═════ DATA LISTING

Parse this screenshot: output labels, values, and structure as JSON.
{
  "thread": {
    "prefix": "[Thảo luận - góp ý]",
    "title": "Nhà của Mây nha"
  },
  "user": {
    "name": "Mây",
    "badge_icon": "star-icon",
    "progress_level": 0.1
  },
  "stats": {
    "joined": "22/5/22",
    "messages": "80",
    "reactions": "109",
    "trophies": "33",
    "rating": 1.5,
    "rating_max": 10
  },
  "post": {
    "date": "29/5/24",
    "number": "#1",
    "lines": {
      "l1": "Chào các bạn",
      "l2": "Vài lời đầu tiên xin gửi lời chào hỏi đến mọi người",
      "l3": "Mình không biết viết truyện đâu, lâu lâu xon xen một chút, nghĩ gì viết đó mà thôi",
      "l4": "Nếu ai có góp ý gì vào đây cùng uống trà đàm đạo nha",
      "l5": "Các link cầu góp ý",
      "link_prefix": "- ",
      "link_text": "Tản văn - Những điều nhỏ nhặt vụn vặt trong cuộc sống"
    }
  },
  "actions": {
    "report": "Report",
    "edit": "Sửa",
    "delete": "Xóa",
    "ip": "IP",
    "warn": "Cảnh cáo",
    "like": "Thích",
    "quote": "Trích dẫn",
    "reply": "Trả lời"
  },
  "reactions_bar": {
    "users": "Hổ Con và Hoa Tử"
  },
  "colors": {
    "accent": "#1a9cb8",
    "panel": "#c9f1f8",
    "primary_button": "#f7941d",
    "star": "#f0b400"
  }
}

══════════

== GOAL ==
Output the data above exactly, please, line for line.

== EXERCISE ANSWER ==
Parse this screenshot: output labels, values, and structure as JSON.
{
  "thread": {
    "prefix": "[Thảo luận - góp ý]",
    "title": "Nhà của Mây nha"
  },
  "user": {
    "name": "Mây",
    "badge_icon": "star-icon",
    "progress_level": 0.1
  },
  "stats": {
    "joined": "22/5/22",
    "messages": "80",
    "reactions": "109",
    "trophies": "33",
    "rating": 1.5,
    "rating_max": 10
  },
  "post": {
    "date": "29/5/24",
    "number": "#1",
    "lines": {
      "l1": "Chào các bạn",
      "l2": "Vài lời đầu tiên xin gửi lời chào hỏi đến mọi người",
      "l3": "Mình không biết viết truyện đâu, lâu lâu xon xen một chút, nghĩ gì viết đó mà thôi",
      "l4": "Nếu ai có góp ý gì vào đây cùng uống trà đàm đạo nha",
      "l5": "Các link cầu góp ý",
      "link_prefix": "- ",
      "link_text": "Tản văn - Những điều nhỏ nhặt vụn vặt trong cuộc sống"
    }
  },
  "actions": {
    "report": "Report",
    "edit": "Sửa",
    "delete": "Xóa",
    "ip": "IP",
    "warn": "Cảnh cáo",
    "like": "Thích",
    "quote": "Trích dẫn",
    "reply": "Trả lời"
  },
  "reactions_bar": {
    "users": "Hổ Con và Hoa Tử"
  },
  "colors": {
    "accent": "#1a9cb8",
    "panel": "#c9f1f8",
    "primary_button": "#f7941d",
    "star": "#f0b400"
  }
}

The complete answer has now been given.